### DIRECTIONS FOR THIS TASK
Your task is to repeat the listing exactly.
-- Start EXERCISE INPUT --
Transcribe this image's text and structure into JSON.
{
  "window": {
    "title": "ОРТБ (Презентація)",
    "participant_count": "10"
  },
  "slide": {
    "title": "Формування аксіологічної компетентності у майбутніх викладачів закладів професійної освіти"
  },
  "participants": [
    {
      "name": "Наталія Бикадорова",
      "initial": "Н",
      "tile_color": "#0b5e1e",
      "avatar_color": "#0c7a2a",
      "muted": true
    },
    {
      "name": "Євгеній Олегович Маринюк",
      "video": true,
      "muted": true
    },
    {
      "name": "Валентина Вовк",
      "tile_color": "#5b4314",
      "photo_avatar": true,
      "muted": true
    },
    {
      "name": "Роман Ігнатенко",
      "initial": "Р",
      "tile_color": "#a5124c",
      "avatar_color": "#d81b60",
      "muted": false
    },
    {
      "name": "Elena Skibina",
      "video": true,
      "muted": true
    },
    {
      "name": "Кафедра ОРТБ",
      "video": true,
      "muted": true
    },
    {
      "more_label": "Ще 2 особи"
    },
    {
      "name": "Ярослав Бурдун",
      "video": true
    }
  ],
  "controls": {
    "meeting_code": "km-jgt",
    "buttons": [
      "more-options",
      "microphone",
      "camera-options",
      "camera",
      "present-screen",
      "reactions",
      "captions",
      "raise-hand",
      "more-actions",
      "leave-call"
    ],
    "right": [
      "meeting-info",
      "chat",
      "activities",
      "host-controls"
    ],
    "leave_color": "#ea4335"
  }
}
-- End EXERCISE INPUT --
### RESULT OF THIS EXERCISE
Transcribe this image's text and structure into JSON.
{
  "window": {
    "title": "ОРТБ (Презентація)",
    "participant_count": "10"
  },
  "slide": {
    "title": "Формування аксіологічної компетентності у майбутніх викладачів закладів професійної освіти"
  },
  "participants": [
    {
      "name": "Наталія Бикадорова",
      "initial": "Н",
      "tile_color": "#0b5e1e",
      "avatar_color": "#0c7a2a",
      "muted": true
    },
    {
      "name": "Євгеній Олегович Маринюк",
      "video": true,
      "muted": true
    },
    {
      "name": "Валентина Вовк",
      "tile_color": "#5b4314",
      "photo_avatar": true,
      "muted": true
    },
    {
      "name": "Роман Ігнатенко",
      "initial": "Р",
      "tile_color": "#a5124c",
      "avatar_color": "#d81b60",
      "muted": false
    },
    {
      "name": "Elena Skibina",
      "video": true,
      "muted": true
    },
    {
      "name": "Кафедра ОРТБ",
      "video": true,
      "muted": true
    },
    {
      "more_label": "Ще 2 особи"
    },
    {
      "name": "Ярослав Бурдун",
      "video": true
    }
  ],
  "controls": {
    "meeting_code": "km-jgt",
    "buttons": [
      "more-options",
      "microphone",
      "camera-options",
      "camera",
      "present-screen",
      "reactions",
      "captions",
      "raise-hand",
      "more-actions",
      "leave-call"
    ],
    "right": [
      "meeting-info",
      "chat",
      "activities",
      "host-controls"
    ],
    "leave_color": "#ea4335"
  }
}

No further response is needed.